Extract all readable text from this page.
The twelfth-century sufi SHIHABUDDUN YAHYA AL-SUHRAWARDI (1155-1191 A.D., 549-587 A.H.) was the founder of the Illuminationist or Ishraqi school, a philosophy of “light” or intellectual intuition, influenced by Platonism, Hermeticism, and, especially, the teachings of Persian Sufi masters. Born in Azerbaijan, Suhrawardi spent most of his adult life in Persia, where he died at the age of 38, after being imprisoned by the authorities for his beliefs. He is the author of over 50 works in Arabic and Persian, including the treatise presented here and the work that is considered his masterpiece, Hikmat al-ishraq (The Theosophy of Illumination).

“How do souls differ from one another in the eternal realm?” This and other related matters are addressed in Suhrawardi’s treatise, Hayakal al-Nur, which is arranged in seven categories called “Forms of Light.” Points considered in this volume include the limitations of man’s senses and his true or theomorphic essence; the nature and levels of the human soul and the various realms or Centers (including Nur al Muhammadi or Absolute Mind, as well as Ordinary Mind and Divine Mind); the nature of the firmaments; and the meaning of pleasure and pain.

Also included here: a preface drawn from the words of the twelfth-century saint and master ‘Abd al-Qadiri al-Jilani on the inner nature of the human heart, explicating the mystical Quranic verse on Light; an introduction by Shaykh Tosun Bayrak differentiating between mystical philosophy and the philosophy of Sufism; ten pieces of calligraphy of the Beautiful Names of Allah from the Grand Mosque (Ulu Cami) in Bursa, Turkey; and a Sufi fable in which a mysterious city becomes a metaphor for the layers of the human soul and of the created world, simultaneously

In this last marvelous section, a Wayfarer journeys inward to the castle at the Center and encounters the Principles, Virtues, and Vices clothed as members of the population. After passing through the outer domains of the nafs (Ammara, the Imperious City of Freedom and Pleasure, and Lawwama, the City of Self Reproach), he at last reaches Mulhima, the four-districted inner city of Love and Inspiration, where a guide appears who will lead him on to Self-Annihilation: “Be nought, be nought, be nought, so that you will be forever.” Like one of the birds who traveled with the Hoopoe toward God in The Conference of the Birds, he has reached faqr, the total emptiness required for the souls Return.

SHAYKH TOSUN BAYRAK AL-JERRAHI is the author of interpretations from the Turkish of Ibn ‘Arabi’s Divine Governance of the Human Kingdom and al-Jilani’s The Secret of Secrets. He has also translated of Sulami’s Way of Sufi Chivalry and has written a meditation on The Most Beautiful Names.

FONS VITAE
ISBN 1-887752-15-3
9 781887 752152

-----

_WHAT YOU HAVE TO DO_:
Go through the records above and set each one down exactly, please.

_CORRECT RESULT_:
Extract all readable text from this page.
The twelfth-century sufi SHIHABUDDUN YAHYA AL-SUHRAWARDI (1155-1191 A.D., 549-587 A.H.) was the founder of the Illuminationist or Ishraqi school, a philosophy of “light” or intellectual intuition, influenced by Platonism, Hermeticism, and, especially, the teachings of Persian Sufi masters. Born in Azerbaijan, Suhrawardi spent most of his adult life in Persia, where he died at the age of 38, after being imprisoned by the authorities for his beliefs. He is the author of over 50 works in Arabic and Persian, including the treatise presented here and the work that is considered his masterpiece, Hikmat al-ishraq (The Theosophy of Illumination).

“How do souls differ from one another in the eternal realm?” This and other related matters are addressed in Suhrawardi’s treatise, Hayakal al-Nur, which is arranged in seven categories called “Forms of Light.” Points considered in this volume include the limitations of man’s senses and his true or theomorphic essence; the nature and levels of the human soul and the various realms or Centers (including Nur al Muhammadi or Absolute Mind, as well as Ordinary Mind and Divine Mind); the nature of the firmaments; and the meaning of pleasure and pain.

Also included here: a preface drawn from the words of the twelfth-century saint and master ‘Abd al-Qadiri al-Jilani on the inner nature of the human heart, explicating the mystical Quranic verse on Light; an introduction by Shaykh Tosun Bayrak differentiating between mystical philosophy and the philosophy of Sufism; ten pieces of calligraphy of the Beautiful Names of Allah from the Grand Mosque (Ulu Cami) in Bursa, Turkey; and a Sufi fable in which a mysterious city becomes a metaphor for the layers of the human soul and of the created world, simultaneously

In this last marvelous section, a Wayfarer journeys inward to the castle at the Center and encounters the Principles, Virtues, and Vices clothed as members of the population. After passing through the outer domains of the nafs (Ammara, the Imperious City of Freedom and Pleasure, and Lawwama, the City of Self Reproach), he at last reaches Mulhima, the four-districted inner city of Love and Inspiration, where a guide appears who will lead him on to Self-Annihilation: “Be nought, be nought, be nought, so that you will be forever.” Like one of the birds who traveled with the Hoopoe toward God in The Conference of the Birds, he has reached faqr, the total emptiness required for the souls Return.

SHAYKH TOSUN BAYRAK AL-JERRAHI is the author of interpretations from the Turkish of Ibn ‘Arabi’s Divine Governance of the Human Kingdom and al-Jilani’s The Secret of Secrets. He has also translated of Sulami’s Way of Sufi Chivalry and has written a meditation on The Most Beautiful Names.

FONS VITAE
ISBN 1-887752-15-3
9 781887 752152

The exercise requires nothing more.